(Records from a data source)
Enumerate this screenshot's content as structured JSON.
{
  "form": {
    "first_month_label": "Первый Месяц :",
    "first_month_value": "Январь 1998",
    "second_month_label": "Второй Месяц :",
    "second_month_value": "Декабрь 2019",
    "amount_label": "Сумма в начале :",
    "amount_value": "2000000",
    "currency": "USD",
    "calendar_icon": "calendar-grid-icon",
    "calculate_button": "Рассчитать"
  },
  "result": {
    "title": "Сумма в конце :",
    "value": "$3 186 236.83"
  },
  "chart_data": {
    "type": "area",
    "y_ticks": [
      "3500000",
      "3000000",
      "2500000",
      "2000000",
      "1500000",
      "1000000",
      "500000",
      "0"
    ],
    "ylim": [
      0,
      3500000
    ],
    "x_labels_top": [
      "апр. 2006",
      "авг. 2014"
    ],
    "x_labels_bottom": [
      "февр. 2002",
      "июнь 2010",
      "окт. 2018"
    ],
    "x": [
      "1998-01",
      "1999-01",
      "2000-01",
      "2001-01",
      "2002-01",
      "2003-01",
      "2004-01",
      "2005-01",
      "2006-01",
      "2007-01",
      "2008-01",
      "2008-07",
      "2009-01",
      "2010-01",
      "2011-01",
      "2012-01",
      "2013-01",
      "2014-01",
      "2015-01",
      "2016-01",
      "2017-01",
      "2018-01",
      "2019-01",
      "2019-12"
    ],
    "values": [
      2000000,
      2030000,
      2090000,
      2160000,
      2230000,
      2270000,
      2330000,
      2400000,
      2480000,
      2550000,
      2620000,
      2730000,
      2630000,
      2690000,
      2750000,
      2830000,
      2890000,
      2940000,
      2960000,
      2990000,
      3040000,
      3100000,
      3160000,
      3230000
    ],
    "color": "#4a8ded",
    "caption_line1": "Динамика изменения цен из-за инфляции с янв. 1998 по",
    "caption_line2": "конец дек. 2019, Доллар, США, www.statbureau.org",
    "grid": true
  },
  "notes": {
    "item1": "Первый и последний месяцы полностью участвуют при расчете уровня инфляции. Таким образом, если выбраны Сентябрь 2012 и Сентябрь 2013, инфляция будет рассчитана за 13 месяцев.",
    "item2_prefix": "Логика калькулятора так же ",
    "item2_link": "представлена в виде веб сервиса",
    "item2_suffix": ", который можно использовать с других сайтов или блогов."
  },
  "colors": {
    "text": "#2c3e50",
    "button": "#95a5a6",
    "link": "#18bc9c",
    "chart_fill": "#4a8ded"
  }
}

_Problem details_: Copy down the whole of the data above, matching it exactly.

_Response_:
Enumerate this screenshot's content as structured JSON.
{
  "form": {
    "first_month_label": "Первый Месяц :",
    "first_month_value": "Январь 1998",
    "second_month_label": "Второй Месяц :",
    "second_month_value": "Декабрь 2019",
    "amount_label": "Сумма в начале :",
    "amount_value": "2000000",
    "currency": "USD",
    "calendar_icon": "calendar-grid-icon",
    "calculate_button": "Рассчитать"
  },
  "result": {
    "title": "Сумма в конце :",
    "value": "$3 186 236.83"
  },
  "chart_data": {
    "type": "area",
    "y_ticks": [
      "3500000",
      "3000000",
      "2500000",
      "2000000",
      "1500000",
      "1000000",
      "500000",
      "0"
    ],
    "ylim": [
      0,
      3500000
    ],
    "x_labels_top": [
      "апр. 2006",
      "авг. 2014"
    ],
    "x_labels_bottom": [
      "февр. 2002",
      "июнь 2010",
      "окт. 2018"
    ],
    "x": [
      "1998-01",
      "1999-01",
      "2000-01",
      "2001-01",
      "2002-01",
      "2003-01",
      "2004-01",
      "2005-01",
      "2006-01",
      "2007-01",
      "2008-01",
      "2008-07",
      "2009-01",
      "2010-01",
      "2011-01",
      "2012-01",
      "2013-01",
      "2014-01",
      "2015-01",
      "2016-01",
      "2017-01",
      "2018-01",
      "2019-01",
      "2019-12"
    ],
    "values": [
      2000000,
      2030000,
      2090000,
      2160000,
      2230000,
      2270000,
      2330000,
      2400000,
      2480000,
      2550000,
      2620000,
      2730000,
      2630000,
      2690000,
      2750000,
      2830000,
      2890000,
      2940000,
      2960000,
      2990000,
      3040000,
      3100000,
      3160000,
      3230000
    ],
    "color": "#4a8ded",
    "caption_line1": "Динамика изменения цен из-за инфляции с янв. 1998 по",
    "caption_line2": "конец дек. 2019, Доллар, США, www.statbureau.org",
    "grid": true
  },
  "notes": {
    "item1": "Первый и последний месяцы полностью участвуют при расчете уровня инфляции. Таким образом, если выбраны Сентябрь 2012 и Сентябрь 2013, инфляция будет рассчитана за 13 месяцев.",
    "item2_prefix": "Логика калькулятора так же ",
    "item2_link": "представлена в виде веб сервиса",
    "item2_suffix": ", который можно использовать с других сайтов или блогов."
  },
  "colors": {
    "text": "#2c3e50",
    "button": "#95a5a6",
    "link": "#18bc9c",
    "chart_fill": "#4a8ded"
  }
}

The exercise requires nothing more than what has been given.